§ **The request**
Locate "Convert this document image to plain text." in the listing below, then output the line holding it and every line after it, exactly and with nothing else.

[begin Source data]

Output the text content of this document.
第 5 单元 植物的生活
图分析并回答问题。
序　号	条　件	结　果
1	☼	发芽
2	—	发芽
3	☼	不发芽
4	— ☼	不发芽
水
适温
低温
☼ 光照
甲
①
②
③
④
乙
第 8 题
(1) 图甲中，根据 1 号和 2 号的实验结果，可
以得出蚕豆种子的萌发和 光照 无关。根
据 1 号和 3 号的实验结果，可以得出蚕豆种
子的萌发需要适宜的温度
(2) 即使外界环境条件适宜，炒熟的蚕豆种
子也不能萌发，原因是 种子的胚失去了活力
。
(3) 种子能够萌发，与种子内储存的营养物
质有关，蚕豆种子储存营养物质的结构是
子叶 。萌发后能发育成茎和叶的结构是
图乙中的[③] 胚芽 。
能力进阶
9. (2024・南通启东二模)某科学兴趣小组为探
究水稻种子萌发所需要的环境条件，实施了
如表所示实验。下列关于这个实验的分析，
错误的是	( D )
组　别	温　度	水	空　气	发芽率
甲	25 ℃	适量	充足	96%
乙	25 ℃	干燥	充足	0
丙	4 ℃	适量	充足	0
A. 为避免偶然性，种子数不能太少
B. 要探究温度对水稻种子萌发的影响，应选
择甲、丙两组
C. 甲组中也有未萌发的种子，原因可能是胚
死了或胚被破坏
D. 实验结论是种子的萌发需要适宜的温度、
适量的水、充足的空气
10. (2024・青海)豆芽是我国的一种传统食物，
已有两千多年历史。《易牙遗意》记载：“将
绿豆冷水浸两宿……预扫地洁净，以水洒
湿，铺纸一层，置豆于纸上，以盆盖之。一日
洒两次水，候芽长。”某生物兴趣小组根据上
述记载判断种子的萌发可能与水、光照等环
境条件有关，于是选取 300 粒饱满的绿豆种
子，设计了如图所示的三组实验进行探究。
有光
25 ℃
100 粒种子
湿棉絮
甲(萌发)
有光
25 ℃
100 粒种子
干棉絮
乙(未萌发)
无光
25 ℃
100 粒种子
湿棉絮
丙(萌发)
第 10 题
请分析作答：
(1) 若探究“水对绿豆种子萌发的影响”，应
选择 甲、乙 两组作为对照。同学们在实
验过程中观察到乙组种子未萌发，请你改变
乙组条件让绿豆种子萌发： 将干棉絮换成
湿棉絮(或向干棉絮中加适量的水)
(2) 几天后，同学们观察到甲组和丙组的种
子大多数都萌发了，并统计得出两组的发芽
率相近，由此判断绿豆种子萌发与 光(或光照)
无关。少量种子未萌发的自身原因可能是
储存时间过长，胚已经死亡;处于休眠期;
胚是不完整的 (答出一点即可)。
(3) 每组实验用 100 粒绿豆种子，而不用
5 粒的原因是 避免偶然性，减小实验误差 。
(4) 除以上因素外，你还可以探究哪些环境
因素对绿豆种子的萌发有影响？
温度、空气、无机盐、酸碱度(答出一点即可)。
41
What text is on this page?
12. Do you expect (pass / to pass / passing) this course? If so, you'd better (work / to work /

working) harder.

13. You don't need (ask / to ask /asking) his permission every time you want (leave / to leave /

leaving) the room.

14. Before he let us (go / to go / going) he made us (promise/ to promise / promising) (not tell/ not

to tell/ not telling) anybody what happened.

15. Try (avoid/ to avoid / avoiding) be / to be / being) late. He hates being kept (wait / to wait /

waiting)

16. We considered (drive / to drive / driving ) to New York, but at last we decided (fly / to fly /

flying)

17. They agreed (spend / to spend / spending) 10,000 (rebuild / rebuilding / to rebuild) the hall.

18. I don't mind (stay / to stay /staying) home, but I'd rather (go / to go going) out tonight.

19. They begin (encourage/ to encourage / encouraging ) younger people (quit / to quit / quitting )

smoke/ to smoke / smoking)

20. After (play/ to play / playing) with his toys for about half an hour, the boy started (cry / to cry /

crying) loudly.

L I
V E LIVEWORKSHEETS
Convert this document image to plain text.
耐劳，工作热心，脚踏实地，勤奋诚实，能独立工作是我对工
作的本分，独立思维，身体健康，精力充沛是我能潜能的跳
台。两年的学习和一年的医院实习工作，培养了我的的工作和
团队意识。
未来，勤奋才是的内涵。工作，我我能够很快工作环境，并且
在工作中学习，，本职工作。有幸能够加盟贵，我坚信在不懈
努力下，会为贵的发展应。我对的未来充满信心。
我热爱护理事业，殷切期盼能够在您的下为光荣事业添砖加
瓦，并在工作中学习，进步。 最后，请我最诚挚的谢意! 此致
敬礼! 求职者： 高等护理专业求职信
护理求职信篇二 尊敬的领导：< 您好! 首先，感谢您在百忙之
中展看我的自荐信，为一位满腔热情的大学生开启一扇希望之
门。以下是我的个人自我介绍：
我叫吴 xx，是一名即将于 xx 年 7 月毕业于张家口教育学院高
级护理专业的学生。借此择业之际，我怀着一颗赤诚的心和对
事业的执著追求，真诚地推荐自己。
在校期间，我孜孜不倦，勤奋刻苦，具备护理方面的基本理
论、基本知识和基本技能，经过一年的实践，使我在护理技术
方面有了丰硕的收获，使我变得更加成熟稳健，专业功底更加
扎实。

[end Source data]

§ **Written answer**
Convert this document image to plain text.
耐劳，工作热心，脚踏实地，勤奋诚实，能独立工作是我对工
作的本分，独立思维，身体健康，精力充沛是我能潜能的跳
台。两年的学习和一年的医院实习工作，培养了我的的工作和
团队意识。
未来，勤奋才是的内涵。工作，我我能够很快工作环境，并且
在工作中学习，，本职工作。有幸能够加盟贵，我坚信在不懈
努力下，会为贵的发展应。我对的未来充满信心。
我热爱护理事业，殷切期盼能够在您的下为光荣事业添砖加
瓦，并在工作中学习，进步。 最后，请我最诚挚的谢意! 此致
敬礼! 求职者： 高等护理专业求职信
护理求职信篇二 尊敬的领导：< 您好! 首先，感谢您在百忙之
中展看我的自荐信，为一位满腔热情的大学生开启一扇希望之
门。以下是我的个人自我介绍：
我叫吴 xx，是一名即将于 xx 年 7 月毕业于张家口教育学院高
级护理专业的学生。借此择业之际，我怀着一颗赤诚的心和对
事业的执著追求，真诚地推荐自己。
在校期间，我孜孜不倦，勤奋刻苦，具备护理方面的基本理
论、基本知识和基本技能，经过一年的实践，使我在护理技术
方面有了丰硕的收获，使我变得更加成熟稳健，专业功底更加
扎实。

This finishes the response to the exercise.